:: Provided data
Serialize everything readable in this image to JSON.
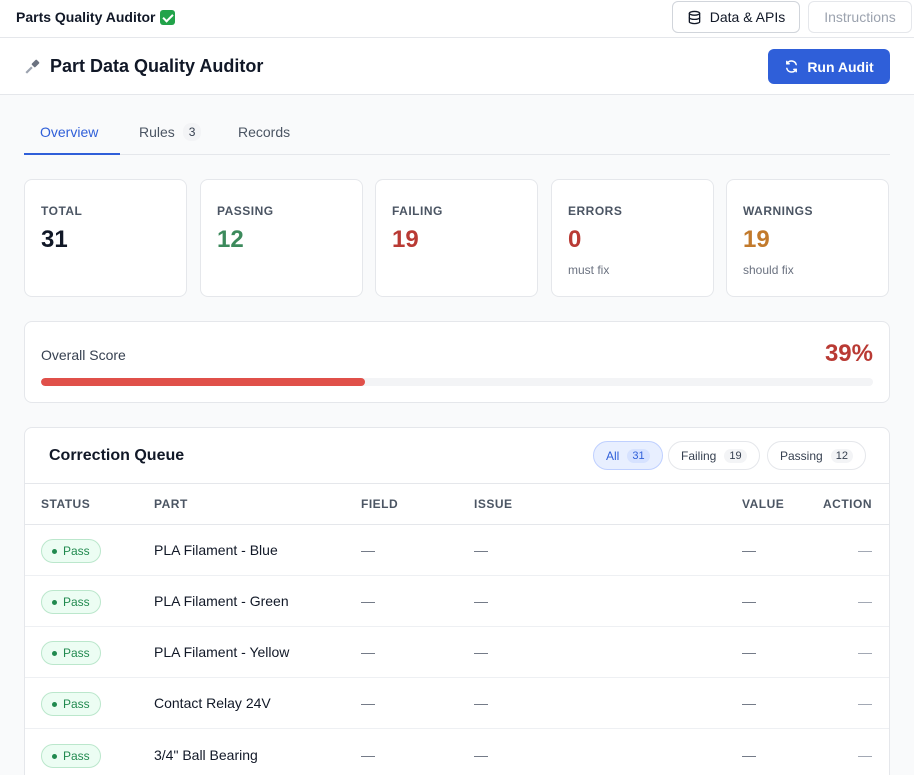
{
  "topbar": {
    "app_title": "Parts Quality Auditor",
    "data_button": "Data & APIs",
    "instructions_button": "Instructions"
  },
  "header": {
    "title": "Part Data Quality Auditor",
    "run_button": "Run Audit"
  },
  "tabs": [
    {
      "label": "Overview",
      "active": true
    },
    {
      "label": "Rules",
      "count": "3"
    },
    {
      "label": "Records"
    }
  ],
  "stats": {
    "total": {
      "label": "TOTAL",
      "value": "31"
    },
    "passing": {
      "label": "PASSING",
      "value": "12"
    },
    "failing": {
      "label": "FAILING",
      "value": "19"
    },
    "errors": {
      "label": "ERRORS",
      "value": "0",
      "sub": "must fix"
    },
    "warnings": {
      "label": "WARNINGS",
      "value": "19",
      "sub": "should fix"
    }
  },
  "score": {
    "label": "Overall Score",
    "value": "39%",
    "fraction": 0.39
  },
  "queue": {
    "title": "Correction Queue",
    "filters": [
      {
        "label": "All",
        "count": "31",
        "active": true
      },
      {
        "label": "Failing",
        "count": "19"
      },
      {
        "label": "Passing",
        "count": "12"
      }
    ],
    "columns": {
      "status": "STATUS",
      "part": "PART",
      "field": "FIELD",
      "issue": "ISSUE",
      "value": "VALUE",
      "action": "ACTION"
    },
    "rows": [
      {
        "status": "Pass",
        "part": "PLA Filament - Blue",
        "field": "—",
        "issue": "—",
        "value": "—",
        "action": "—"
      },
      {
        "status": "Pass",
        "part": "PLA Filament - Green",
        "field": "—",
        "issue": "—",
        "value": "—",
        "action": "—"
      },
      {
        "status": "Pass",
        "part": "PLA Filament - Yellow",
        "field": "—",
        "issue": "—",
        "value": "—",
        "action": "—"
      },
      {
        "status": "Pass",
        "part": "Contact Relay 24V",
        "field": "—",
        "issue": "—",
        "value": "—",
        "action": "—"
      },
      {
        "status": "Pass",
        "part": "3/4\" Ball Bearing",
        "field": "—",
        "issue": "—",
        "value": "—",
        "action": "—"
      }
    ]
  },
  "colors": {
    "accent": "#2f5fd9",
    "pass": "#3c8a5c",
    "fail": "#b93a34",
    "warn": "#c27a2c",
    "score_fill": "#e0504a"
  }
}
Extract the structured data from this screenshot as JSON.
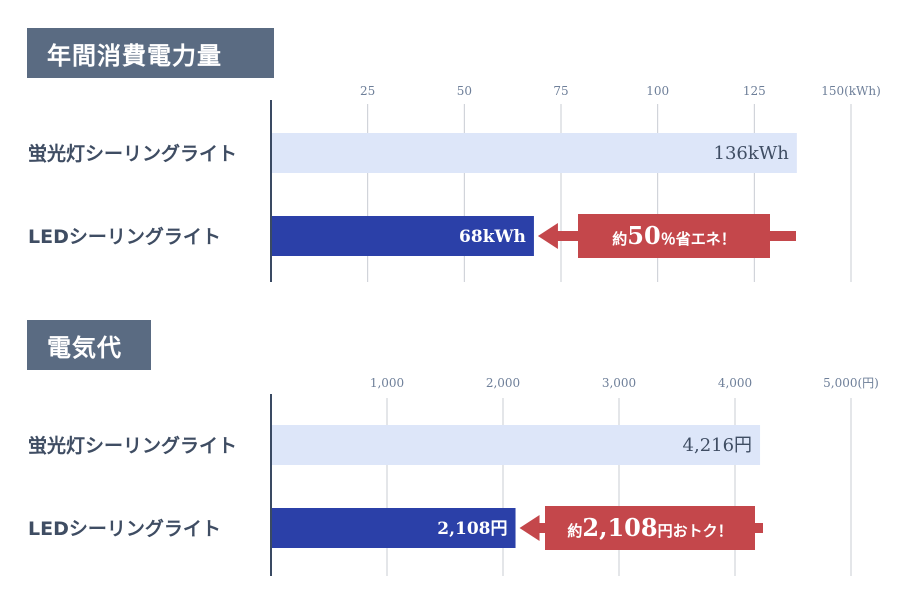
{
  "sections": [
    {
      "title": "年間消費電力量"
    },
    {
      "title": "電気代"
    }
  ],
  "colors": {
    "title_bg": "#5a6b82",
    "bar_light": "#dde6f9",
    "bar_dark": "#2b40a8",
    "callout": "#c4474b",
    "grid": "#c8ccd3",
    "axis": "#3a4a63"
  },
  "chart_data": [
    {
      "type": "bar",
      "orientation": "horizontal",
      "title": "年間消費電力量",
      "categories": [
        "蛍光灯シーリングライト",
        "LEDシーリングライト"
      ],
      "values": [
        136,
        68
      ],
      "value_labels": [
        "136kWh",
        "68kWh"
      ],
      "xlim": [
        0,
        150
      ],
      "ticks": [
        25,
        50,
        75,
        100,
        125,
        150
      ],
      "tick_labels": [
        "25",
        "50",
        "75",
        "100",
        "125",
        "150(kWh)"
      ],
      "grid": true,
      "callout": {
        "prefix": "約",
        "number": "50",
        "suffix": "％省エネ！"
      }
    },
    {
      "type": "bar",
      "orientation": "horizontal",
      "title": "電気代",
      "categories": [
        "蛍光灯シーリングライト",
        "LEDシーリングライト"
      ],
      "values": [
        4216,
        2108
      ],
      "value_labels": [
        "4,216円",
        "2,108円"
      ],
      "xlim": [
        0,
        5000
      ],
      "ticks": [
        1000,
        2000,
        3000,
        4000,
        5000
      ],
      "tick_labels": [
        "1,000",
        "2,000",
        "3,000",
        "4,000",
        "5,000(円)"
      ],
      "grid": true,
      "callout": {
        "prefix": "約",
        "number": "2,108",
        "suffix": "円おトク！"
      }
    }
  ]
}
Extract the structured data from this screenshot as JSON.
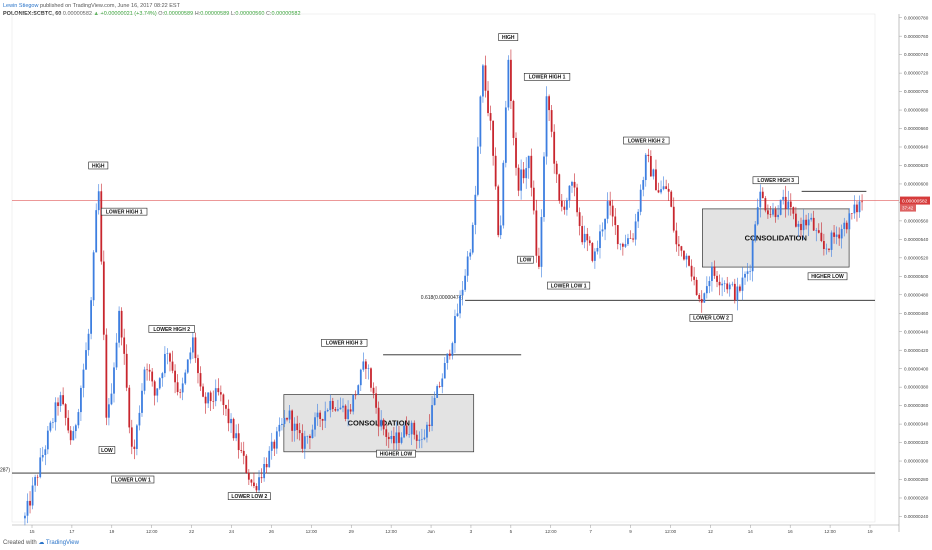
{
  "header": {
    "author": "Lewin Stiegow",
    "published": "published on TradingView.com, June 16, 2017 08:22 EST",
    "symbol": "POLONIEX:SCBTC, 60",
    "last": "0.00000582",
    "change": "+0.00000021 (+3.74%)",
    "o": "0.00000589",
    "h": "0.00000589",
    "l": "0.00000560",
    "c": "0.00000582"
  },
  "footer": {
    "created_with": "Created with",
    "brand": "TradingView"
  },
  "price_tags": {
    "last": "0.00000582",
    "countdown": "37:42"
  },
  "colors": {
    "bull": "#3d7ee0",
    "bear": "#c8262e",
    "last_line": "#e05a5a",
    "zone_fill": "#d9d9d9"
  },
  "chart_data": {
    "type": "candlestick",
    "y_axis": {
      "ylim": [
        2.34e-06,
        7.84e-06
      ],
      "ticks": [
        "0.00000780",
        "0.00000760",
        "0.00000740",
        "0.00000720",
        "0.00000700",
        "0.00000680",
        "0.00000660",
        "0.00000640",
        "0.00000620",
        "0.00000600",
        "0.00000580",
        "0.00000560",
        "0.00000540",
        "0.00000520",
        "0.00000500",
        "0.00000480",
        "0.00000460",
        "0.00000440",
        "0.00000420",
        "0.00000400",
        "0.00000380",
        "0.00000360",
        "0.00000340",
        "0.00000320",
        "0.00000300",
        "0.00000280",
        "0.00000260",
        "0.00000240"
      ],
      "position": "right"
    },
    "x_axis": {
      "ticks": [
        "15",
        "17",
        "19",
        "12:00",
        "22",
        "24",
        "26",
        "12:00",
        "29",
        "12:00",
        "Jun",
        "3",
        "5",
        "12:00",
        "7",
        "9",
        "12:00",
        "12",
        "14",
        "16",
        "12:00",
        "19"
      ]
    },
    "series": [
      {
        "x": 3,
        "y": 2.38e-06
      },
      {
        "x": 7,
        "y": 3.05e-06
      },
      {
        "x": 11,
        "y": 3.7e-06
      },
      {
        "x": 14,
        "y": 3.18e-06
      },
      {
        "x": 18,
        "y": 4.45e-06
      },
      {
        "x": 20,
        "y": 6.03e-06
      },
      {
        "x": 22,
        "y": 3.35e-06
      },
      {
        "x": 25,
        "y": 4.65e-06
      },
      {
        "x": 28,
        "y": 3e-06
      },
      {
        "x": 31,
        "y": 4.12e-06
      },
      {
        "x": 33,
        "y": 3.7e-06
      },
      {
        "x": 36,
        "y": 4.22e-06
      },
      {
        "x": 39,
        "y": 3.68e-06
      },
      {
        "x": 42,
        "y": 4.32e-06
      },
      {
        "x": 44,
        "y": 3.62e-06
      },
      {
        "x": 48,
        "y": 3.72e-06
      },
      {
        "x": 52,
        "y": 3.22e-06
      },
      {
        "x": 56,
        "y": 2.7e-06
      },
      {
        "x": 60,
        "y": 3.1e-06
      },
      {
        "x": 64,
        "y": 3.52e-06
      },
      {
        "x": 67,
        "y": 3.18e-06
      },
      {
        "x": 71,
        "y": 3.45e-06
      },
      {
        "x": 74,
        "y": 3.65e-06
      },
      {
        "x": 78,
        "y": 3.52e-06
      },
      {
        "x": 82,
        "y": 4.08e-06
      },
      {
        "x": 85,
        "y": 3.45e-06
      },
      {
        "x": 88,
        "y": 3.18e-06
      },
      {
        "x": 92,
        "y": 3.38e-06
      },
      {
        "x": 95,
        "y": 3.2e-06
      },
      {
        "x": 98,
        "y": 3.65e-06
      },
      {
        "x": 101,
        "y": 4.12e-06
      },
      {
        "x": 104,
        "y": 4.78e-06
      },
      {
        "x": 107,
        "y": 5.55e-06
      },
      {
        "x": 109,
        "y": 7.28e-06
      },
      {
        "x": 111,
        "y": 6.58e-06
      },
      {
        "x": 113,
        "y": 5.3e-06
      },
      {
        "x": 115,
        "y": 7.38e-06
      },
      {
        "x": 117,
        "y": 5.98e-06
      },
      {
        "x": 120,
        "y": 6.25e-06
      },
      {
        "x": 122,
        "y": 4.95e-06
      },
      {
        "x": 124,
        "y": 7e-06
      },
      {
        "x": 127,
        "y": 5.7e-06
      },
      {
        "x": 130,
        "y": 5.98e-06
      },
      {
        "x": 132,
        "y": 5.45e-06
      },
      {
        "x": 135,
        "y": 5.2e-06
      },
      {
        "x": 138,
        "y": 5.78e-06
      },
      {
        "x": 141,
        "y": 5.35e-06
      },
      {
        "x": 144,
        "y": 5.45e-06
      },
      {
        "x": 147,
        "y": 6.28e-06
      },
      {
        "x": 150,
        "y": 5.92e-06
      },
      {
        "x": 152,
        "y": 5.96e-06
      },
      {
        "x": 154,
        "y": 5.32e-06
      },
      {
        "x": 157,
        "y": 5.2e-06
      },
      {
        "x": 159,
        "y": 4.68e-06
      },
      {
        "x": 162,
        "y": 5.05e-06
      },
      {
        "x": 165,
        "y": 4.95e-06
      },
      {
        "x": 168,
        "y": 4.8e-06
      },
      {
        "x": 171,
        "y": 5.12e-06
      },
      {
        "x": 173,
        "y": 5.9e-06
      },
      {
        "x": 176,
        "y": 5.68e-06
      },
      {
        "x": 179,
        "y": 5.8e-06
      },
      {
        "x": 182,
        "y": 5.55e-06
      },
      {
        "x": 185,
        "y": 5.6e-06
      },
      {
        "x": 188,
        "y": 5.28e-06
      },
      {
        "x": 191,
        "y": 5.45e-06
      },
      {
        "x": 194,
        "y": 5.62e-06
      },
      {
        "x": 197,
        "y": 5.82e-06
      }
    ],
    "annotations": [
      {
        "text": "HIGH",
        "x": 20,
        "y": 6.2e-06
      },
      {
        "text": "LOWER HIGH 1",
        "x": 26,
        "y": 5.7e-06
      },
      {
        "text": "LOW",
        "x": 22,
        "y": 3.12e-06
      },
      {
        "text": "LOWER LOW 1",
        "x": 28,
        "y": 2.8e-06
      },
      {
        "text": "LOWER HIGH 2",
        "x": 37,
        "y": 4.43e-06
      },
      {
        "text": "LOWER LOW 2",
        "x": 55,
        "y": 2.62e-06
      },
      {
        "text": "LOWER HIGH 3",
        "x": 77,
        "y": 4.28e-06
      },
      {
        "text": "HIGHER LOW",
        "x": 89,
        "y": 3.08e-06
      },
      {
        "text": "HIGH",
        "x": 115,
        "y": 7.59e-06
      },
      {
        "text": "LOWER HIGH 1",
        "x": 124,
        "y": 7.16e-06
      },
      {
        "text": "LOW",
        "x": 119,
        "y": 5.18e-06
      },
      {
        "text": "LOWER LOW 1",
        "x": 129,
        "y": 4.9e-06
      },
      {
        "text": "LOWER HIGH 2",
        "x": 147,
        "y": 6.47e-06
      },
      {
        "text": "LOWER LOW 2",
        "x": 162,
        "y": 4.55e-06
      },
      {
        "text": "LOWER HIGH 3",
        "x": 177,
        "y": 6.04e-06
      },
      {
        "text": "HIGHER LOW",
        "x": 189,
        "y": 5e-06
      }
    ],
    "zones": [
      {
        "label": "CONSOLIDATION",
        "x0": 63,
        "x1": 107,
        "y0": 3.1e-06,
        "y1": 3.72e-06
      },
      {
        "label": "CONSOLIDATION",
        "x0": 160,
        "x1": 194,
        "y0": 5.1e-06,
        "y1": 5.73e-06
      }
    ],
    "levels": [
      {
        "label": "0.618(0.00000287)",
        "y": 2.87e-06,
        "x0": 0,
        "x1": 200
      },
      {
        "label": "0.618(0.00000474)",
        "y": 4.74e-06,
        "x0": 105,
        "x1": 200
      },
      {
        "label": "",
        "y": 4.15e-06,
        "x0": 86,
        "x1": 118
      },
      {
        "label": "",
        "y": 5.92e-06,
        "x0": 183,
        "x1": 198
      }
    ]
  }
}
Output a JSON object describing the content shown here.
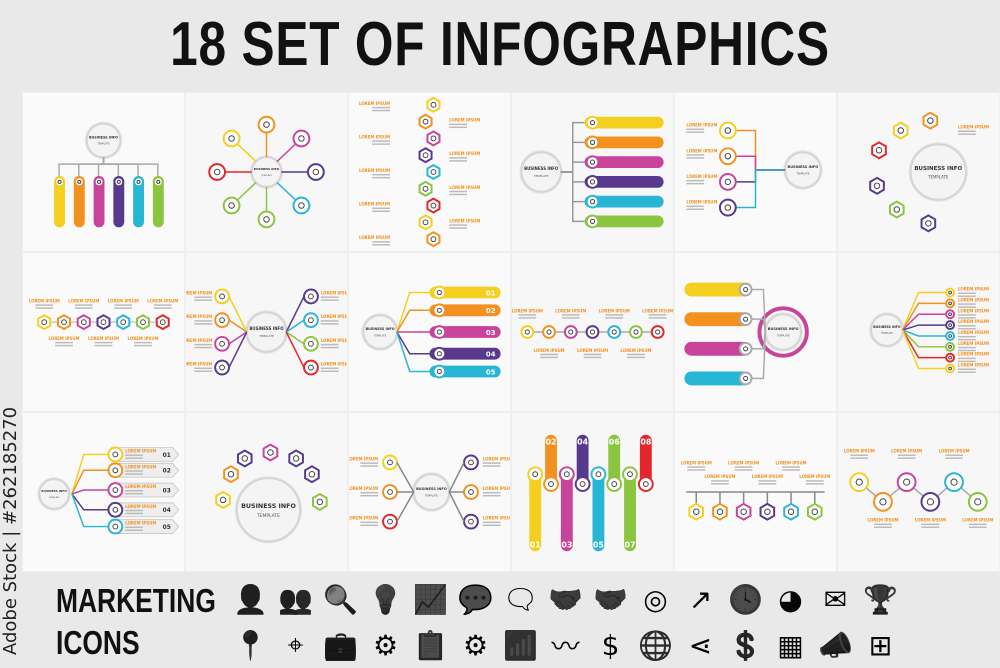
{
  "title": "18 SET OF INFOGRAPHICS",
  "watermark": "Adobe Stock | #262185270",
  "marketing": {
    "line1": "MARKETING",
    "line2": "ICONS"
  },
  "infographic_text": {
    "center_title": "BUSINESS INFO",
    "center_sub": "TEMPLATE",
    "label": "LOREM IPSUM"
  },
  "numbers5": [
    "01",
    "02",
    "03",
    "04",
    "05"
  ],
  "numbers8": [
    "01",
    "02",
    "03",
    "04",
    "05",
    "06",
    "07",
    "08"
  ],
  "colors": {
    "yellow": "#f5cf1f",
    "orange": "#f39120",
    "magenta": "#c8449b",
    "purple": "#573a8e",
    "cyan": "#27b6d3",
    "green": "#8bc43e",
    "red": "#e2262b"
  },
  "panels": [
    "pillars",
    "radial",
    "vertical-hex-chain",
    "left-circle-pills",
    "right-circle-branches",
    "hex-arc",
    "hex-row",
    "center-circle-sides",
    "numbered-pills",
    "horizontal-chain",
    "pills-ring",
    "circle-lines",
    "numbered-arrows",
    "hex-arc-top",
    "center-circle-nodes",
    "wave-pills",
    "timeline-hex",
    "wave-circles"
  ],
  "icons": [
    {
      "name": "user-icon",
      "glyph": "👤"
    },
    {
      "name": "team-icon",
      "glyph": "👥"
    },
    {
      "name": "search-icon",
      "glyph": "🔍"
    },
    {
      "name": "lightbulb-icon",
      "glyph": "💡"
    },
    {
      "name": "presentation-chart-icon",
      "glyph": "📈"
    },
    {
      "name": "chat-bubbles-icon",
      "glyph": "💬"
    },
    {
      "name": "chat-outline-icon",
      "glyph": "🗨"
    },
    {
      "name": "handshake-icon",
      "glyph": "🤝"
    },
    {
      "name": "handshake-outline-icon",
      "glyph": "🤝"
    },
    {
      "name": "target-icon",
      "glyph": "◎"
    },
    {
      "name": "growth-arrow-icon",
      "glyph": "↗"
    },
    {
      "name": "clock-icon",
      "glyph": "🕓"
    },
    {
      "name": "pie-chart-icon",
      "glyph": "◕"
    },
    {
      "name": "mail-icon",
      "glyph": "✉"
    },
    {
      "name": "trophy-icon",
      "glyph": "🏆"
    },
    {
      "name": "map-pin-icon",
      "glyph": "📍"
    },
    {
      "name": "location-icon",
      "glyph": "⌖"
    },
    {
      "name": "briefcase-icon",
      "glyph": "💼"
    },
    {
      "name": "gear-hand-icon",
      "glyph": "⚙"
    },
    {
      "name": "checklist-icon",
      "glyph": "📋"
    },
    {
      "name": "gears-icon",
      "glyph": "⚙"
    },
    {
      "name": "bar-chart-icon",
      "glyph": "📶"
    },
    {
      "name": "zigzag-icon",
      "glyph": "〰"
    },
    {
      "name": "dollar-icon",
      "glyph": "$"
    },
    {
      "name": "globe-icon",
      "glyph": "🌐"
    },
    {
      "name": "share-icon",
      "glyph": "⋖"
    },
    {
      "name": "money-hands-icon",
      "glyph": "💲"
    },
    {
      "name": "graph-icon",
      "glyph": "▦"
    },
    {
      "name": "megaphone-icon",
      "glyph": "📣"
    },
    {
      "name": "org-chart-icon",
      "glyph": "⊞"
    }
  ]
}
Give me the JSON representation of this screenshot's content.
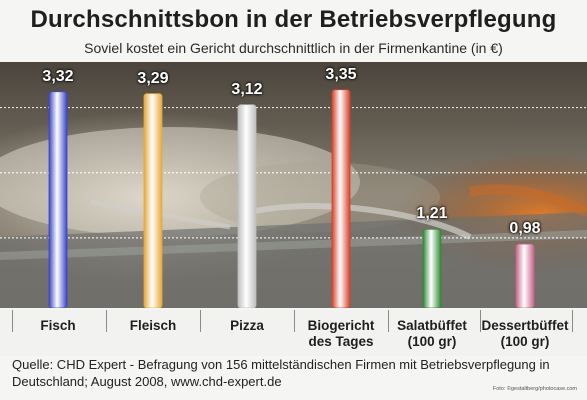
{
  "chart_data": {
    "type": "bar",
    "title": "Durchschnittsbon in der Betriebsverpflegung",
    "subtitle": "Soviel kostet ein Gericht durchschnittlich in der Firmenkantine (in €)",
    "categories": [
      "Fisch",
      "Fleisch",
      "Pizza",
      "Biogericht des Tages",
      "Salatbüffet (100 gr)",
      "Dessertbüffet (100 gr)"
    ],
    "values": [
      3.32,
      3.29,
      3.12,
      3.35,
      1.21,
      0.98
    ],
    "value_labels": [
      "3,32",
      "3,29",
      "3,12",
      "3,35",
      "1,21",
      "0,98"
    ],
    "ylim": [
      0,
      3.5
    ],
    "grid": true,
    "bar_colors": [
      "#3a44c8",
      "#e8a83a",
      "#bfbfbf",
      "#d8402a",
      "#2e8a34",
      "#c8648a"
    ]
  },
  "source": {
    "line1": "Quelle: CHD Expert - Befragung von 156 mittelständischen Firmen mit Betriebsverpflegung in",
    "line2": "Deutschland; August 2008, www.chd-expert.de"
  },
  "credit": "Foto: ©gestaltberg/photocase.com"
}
::::
● **Set exercise**
Search the preceding listing for "this" and extract every line where it is found.

● **Complete response**
Serialize everything readable in this image to JSON.
Extract the structured data from this screenshot as JSON.
Extract the structured data from this screenshot as JSON.
Give me the JSON representation of this screenshot's content.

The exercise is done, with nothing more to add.